(Stored entries)
* start *

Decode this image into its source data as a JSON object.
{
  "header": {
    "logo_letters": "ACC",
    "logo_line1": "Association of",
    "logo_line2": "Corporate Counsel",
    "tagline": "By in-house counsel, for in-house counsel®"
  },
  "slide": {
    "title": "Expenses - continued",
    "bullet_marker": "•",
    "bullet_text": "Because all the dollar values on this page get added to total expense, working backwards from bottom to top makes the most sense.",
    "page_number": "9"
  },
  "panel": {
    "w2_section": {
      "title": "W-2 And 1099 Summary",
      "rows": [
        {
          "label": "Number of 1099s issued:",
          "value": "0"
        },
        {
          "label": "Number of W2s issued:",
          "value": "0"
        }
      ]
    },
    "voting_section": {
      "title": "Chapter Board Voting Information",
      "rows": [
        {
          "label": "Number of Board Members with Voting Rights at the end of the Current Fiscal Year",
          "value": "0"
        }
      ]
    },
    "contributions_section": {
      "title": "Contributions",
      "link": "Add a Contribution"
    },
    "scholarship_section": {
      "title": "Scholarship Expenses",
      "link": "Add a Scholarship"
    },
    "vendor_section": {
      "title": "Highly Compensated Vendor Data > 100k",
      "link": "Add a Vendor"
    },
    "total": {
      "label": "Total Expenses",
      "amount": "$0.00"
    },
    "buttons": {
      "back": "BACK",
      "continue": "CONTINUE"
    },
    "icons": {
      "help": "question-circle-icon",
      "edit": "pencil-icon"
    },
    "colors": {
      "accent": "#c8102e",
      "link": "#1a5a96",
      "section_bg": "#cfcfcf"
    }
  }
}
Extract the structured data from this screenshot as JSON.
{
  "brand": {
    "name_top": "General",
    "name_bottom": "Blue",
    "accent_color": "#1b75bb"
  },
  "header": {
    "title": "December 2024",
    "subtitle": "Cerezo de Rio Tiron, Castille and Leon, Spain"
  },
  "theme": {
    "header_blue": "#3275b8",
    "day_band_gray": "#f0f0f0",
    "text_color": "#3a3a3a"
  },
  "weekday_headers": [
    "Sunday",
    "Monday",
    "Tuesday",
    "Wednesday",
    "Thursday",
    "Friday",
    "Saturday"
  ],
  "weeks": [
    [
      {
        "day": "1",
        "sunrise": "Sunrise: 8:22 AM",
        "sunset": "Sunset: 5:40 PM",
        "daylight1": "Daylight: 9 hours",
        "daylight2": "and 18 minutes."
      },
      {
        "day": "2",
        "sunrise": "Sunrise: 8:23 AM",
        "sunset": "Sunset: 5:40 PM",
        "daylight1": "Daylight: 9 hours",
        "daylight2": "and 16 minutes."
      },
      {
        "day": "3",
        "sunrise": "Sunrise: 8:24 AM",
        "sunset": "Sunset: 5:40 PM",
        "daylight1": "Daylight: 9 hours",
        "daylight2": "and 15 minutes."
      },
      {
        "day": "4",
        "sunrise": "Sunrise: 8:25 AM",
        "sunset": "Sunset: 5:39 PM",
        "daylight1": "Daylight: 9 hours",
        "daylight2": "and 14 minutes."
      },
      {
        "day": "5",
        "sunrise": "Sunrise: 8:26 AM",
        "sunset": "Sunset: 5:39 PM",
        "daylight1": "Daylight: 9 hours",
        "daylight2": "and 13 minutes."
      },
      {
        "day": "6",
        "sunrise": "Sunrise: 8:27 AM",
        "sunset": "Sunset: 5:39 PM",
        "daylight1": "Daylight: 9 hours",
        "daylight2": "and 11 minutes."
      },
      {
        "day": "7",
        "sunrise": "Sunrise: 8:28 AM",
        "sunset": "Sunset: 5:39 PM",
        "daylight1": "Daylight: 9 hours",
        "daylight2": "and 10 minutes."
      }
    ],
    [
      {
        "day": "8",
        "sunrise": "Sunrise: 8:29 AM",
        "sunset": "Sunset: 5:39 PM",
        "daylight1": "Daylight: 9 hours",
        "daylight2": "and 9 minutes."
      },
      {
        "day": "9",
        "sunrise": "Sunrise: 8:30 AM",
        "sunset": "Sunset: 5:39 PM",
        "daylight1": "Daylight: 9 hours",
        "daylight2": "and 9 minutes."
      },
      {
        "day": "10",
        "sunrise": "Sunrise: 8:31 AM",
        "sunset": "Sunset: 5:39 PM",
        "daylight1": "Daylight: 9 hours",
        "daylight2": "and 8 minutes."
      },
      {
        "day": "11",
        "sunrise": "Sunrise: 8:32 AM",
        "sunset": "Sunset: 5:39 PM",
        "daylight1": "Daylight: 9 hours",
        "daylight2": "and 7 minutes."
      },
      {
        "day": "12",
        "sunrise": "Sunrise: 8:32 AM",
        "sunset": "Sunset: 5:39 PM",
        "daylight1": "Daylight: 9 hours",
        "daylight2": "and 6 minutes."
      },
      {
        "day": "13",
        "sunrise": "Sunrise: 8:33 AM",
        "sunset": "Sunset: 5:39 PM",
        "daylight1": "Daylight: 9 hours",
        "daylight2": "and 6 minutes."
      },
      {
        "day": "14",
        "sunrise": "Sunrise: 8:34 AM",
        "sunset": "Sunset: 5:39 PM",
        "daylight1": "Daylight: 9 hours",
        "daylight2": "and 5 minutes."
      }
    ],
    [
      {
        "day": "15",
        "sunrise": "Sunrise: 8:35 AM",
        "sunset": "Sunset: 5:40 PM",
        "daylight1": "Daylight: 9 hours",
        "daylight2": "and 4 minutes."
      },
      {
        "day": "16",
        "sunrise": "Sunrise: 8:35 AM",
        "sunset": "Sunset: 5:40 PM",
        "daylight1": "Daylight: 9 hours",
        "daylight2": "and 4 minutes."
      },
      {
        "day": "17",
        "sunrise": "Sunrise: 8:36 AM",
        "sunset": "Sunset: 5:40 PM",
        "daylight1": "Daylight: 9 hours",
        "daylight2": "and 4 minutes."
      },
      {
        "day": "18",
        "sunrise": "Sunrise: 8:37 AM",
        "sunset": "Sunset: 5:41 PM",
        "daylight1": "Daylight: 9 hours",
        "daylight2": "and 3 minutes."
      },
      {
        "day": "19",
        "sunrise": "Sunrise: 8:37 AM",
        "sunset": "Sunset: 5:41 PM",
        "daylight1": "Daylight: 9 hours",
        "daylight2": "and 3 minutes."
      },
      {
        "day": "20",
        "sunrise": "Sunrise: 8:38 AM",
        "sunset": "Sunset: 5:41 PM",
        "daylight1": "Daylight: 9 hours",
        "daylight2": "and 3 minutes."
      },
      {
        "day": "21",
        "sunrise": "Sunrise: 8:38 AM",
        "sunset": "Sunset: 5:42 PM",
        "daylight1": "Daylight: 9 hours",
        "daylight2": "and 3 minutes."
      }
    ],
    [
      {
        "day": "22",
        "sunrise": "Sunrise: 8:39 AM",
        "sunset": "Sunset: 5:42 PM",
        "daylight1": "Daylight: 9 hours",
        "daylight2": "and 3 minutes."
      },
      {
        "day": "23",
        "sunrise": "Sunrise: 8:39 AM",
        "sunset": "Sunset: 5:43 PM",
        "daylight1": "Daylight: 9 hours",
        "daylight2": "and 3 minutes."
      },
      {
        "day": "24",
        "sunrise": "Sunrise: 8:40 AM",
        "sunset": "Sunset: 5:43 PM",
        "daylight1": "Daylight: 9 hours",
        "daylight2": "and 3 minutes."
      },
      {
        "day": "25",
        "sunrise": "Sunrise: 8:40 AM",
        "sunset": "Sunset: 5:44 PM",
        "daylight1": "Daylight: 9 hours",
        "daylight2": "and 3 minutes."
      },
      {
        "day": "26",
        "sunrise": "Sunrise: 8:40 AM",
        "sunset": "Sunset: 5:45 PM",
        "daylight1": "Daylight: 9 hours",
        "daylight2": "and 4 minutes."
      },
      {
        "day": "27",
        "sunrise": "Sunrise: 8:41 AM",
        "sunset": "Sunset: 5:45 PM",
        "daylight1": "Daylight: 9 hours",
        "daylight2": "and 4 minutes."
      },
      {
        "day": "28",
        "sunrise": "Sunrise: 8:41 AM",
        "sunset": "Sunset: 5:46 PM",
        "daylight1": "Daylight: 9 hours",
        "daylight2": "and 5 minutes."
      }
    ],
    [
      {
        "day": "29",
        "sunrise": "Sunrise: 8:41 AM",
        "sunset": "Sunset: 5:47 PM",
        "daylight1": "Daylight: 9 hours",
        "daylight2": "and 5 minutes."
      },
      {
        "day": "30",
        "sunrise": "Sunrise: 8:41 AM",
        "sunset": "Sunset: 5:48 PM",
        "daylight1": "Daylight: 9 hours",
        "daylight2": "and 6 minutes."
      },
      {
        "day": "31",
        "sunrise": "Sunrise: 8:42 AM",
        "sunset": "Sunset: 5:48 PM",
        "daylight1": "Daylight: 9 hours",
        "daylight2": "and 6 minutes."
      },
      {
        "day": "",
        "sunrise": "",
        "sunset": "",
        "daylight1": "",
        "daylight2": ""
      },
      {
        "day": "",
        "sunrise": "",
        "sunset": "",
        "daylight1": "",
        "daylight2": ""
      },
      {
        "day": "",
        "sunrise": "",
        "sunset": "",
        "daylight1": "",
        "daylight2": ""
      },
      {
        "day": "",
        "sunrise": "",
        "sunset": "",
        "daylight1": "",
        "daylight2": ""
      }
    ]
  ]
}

* end *

**Objective**
Say how many lines of the data include the word "label". Respond with the number alone.

**Written reply**
4